*** FRAGMENT
Katedra Makroekonomii Wyższej Szkoły Informatyki i Zarządzania w Rzeszowie wraz z Biurem Inwestycji i Cykli Ekonomicznych od kilku lat sporządza co miesiąc Barometr Ofert Pracy dla całej Polski.

Z badań dotyczących września wynika, że w tym miesiącu nieco wzrosła liczba ofert pracy w Internecie. Najwolniejszy wzrost widać na południu Polski.

 

Świadczy to o powoli wzrastającym zapotrzebowaniu na nowych pracowników, co można wiązać z lekką poprawą sytuacji gospodarki. Tempo wzrostu jest jednak jeszcze zbyt małe, by bezrobocie spadło.

 

We wrześniu w Internecie opublikowano około 107 tysięcy ofert pracy. Wraz ze wzrostem liczby ofert dotyczących stałej pracy, zmniejszyła się liczba tych dotyczących zatrudnienia sezonowego.

 

Wrześniowy barometr wykazuje, że w poprzednim miesiącu prawie we wszystkich województwach przybyło ofert pracy. Wyjątkiem jest Małopolska, gdzie liczba zmalała, choć w mniejszym stopniu niż przed miesiącem. Wśród pozostałych regionów wyraźne wzrosty wystąpiły w woj. wielkopolskim i świętokrzyskim.
******
*** MATERIAŁ ŹRÓDŁOWY
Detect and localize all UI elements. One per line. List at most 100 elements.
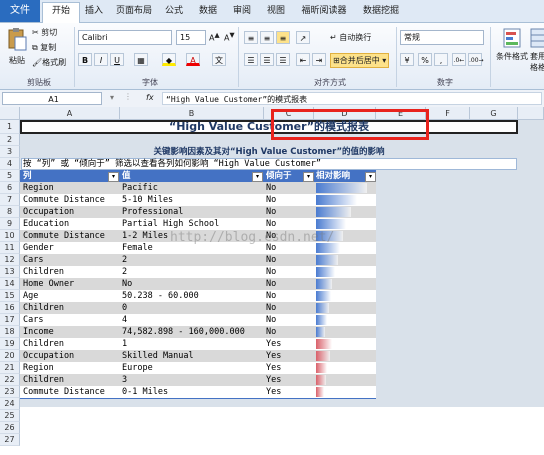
******
### KRÓTKIE ZADANIE:
Sprawdź, czy te zdania zgadzają się z fragmentem: (a) we wrześniu w Internecie ukazało się około 107 tysięcy ofert pracy; (b) najwolniejszy wzrost liczby ofert wystąpił na północy Polski; (c) w Małopolsce przybyło ofert pracy. Przy każdym zdaniu odpowiedz „tak” lub „nie” i przytocz dosłownie słowa fragmentu, które o tym przesądzają. Wiersze nie mają żadnego związku z fragmentem.

### GOTOWA ODPOWIEDŹ:
(a) Tak: „We wrześniu w Internecie opublikowano około 107 tysięcy ofert pracy.”
(b) Nie: „Najwolniejszy wzrost widać na południu Polski.”
(c) Nie: „Wyjątkiem jest Małopolska, gdzie liczba zmalała”